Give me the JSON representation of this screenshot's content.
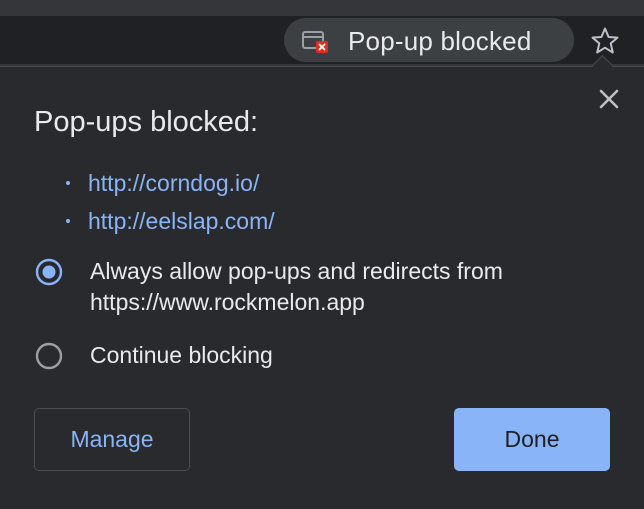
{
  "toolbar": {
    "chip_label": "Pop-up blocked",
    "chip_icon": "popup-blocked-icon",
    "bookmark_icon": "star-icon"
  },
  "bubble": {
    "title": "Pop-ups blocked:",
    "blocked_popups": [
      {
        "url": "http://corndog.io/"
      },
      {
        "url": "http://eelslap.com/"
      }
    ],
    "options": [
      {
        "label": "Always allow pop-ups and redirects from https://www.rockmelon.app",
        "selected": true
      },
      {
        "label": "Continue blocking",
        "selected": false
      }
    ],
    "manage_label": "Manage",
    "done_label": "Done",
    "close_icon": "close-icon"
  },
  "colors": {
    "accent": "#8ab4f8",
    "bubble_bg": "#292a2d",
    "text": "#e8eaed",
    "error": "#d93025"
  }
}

---------------

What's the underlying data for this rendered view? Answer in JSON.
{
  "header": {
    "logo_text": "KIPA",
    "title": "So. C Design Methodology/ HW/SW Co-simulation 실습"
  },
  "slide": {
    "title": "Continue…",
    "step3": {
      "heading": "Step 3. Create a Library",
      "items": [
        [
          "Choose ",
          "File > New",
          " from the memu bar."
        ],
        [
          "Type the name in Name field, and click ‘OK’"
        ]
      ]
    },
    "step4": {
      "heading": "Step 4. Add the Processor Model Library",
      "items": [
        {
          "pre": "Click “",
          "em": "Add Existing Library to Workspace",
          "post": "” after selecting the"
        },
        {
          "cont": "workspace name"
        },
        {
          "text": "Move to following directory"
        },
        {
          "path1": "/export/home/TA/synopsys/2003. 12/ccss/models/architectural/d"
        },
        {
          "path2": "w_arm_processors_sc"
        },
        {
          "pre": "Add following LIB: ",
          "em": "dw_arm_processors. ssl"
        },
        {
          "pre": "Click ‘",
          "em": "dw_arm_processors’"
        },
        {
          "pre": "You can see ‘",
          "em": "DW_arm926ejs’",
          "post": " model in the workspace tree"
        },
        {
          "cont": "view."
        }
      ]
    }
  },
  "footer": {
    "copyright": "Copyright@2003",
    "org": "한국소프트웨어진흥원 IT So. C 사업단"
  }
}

---------------

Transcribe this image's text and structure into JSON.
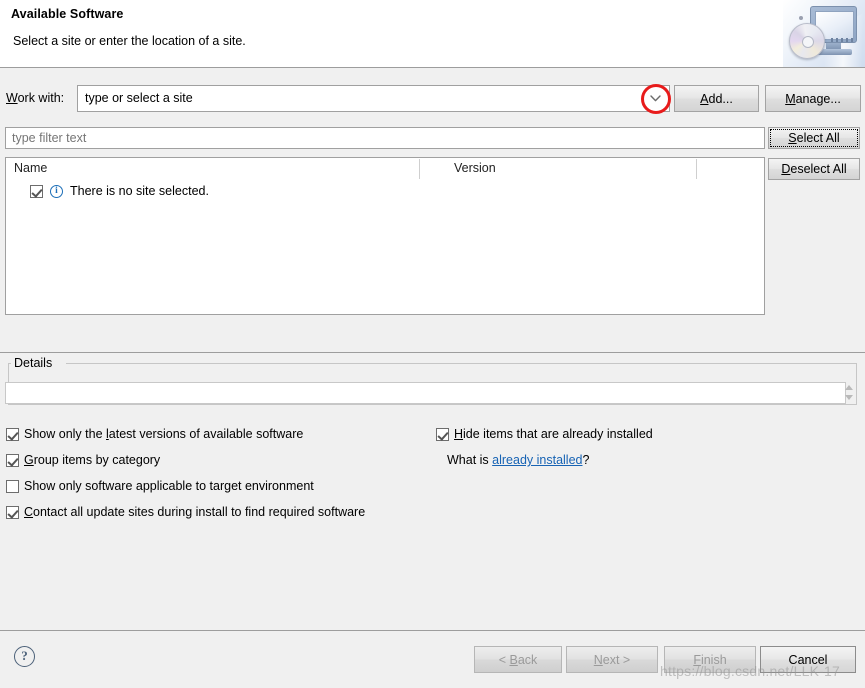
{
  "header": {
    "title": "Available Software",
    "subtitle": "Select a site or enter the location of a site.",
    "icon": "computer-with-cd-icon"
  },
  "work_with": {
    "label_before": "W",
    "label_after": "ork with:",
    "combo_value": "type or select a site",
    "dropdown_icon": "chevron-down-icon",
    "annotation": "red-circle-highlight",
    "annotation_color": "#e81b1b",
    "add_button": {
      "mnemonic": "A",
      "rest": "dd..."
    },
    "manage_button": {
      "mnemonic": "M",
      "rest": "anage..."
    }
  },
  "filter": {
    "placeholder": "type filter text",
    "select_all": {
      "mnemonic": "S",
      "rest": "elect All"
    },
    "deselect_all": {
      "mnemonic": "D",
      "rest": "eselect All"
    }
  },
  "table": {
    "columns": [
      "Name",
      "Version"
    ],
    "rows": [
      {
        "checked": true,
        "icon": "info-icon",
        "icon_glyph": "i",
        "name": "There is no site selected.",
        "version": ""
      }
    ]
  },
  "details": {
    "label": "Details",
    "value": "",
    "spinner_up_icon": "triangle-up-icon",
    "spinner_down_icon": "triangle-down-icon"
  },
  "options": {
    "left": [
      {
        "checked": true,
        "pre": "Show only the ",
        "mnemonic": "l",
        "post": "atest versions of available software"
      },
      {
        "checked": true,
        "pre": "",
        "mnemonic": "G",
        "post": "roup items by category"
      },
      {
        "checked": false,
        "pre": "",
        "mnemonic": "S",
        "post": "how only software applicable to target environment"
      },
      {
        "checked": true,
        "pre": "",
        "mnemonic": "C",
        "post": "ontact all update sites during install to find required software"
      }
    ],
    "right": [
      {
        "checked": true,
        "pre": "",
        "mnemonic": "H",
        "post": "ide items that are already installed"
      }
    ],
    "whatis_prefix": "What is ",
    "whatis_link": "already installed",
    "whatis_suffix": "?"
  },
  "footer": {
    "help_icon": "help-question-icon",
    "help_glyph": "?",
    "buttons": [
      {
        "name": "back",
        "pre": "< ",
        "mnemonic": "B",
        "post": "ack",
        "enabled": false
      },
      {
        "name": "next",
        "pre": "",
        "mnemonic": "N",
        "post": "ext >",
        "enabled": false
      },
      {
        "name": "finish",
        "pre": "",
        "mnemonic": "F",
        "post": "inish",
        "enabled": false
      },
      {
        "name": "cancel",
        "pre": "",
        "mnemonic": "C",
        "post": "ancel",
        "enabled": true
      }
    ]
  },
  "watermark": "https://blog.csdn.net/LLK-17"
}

---------------

*Work to do:*
Track down every line holding the string "filter" and copy it.

*Written reply:*
  "filter": {
    "placeholder": "type filter text",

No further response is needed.